[Records contained in a dataset]

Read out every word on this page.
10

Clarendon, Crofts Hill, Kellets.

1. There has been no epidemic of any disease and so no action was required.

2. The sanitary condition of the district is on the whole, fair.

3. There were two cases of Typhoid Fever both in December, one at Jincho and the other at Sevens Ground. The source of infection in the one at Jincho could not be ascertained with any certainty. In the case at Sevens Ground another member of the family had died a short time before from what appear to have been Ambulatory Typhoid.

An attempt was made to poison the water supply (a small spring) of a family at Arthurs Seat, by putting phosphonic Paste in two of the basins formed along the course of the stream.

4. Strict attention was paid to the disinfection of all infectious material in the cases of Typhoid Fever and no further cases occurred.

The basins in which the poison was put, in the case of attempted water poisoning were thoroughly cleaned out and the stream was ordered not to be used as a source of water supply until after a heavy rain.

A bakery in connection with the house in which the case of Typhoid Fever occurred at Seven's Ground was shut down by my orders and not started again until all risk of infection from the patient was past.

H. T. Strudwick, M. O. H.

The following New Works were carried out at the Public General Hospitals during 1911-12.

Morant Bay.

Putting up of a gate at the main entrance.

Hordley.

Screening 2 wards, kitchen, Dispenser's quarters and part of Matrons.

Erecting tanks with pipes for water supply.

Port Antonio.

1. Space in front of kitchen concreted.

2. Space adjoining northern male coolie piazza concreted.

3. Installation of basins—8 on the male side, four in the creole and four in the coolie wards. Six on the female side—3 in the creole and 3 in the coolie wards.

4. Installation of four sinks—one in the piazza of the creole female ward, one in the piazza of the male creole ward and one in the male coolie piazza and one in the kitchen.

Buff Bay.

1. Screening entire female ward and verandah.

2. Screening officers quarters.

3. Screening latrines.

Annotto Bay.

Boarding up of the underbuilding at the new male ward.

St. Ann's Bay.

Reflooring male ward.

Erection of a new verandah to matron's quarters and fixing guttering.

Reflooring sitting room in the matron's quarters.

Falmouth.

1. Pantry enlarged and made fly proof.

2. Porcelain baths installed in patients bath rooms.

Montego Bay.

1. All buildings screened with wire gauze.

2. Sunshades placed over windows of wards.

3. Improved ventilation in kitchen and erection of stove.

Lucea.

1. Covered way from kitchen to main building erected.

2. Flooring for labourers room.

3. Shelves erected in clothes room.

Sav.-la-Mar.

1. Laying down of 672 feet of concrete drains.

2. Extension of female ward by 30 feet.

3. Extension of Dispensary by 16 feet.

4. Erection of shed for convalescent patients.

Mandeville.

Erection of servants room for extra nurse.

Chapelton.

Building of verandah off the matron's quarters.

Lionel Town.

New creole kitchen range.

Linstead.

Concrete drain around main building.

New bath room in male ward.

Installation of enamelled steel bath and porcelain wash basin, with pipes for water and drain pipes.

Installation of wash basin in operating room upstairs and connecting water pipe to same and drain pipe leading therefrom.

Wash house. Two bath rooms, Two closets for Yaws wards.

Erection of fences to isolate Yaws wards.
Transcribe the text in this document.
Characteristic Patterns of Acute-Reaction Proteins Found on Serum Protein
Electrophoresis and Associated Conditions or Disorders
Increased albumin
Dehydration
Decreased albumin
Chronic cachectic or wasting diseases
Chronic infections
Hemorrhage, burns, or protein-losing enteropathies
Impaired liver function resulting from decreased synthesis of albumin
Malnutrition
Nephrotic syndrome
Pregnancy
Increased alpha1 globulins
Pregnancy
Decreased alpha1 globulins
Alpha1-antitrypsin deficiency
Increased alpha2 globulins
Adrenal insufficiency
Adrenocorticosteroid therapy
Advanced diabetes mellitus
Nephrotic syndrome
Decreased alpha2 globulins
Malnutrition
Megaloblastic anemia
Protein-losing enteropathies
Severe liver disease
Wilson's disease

Work to complete:
Keeping every word and mark as it is, print the entries above.

Completed exercise:
Read out every word on this page.
10

Clarendon, Crofts Hill, Kellets.

1. There has been no epidemic of any disease and so no action was required.

2. The sanitary condition of the district is on the whole, fair.

3. There were two cases of Typhoid Fever both in December, one at Jincho and the other at Sevens Ground. The source of infection in the one at Jincho could not be ascertained with any certainty. In the case at Sevens Ground another member of the family had died a short time before from what appear to have been Ambulatory Typhoid.

An attempt was made to poison the water supply (a small spring) of a family at Arthurs Seat, by putting phosphonic Paste in two of the basins formed along the course of the stream.

4. Strict attention was paid to the disinfection of all infectious material in the cases of Typhoid Fever and no further cases occurred.

The basins in which the poison was put, in the case of attempted water poisoning were thoroughly cleaned out and the stream was ordered not to be used as a source of water supply until after a heavy rain.

A bakery in connection with the house in which the case of Typhoid Fever occurred at Seven's Ground was shut down by my orders and not started again until all risk of infection from the patient was past.

H. T. Strudwick, M. O. H.

The following New Works were carried out at the Public General Hospitals during 1911-12.

Morant Bay.

Putting up of a gate at the main entrance.

Hordley.

Screening 2 wards, kitchen, Dispenser's quarters and part of Matrons.

Erecting tanks with pipes for water supply.

Port Antonio.

1. Space in front of kitchen concreted.

2. Space adjoining northern male coolie piazza concreted.

3. Installation of basins—8 on the male side, four in the creole and four in the coolie wards. Six on the female side—3 in the creole and 3 in the coolie wards.

4. Installation of four sinks—one in the piazza of the creole female ward, one in the piazza of the male creole ward and one in the male coolie piazza and one in the kitchen.

Buff Bay.

1. Screening entire female ward and verandah.

2. Screening officers quarters.

3. Screening latrines.

Annotto Bay.

Boarding up of the underbuilding at the new male ward.

St. Ann's Bay.

Reflooring male ward.

Erection of a new verandah to matron's quarters and fixing guttering.

Reflooring sitting room in the matron's quarters.

Falmouth.

1. Pantry enlarged and made fly proof.

2. Porcelain baths installed in patients bath rooms.

Montego Bay.

1. All buildings screened with wire gauze.

2. Sunshades placed over windows of wards.

3. Improved ventilation in kitchen and erection of stove.

Lucea.

1. Covered way from kitchen to main building erected.

2. Flooring for labourers room.

3. Shelves erected in clothes room.

Sav.-la-Mar.

1. Laying down of 672 feet of concrete drains.

2. Extension of female ward by 30 feet.

3. Extension of Dispensary by 16 feet.

4. Erection of shed for convalescent patients.

Mandeville.

Erection of servants room for extra nurse.

Chapelton.

Building of verandah off the matron's quarters.

Lionel Town.

New creole kitchen range.

Linstead.

Concrete drain around main building.

New bath room in male ward.

Installation of enamelled steel bath and porcelain wash basin, with pipes for water and drain pipes.

Installation of wash basin in operating room upstairs and connecting water pipe to same and drain pipe leading therefrom.

Wash house. Two bath rooms, Two closets for Yaws wards.

Erection of fences to isolate Yaws wards.
Transcribe the text in this document.
Characteristic Patterns of Acute-Reaction Proteins Found on Serum Protein
Electrophoresis and Associated Conditions or Disorders
Increased albumin
Dehydration
Decreased albumin
Chronic cachectic or wasting diseases
Chronic infections
Hemorrhage, burns, or protein-losing enteropathies
Impaired liver function resulting from decreased synthesis of albumin
Malnutrition
Nephrotic syndrome
Pregnancy
Increased alpha1 globulins
Pregnancy
Decreased alpha1 globulins
Alpha1-antitrypsin deficiency
Increased alpha2 globulins
Adrenal insufficiency
Adrenocorticosteroid therapy
Advanced diabetes mellitus
Nephrotic syndrome
Decreased alpha2 globulins
Malnutrition
Megaloblastic anemia
Protein-losing enteropathies
Severe liver disease
Wilson's disease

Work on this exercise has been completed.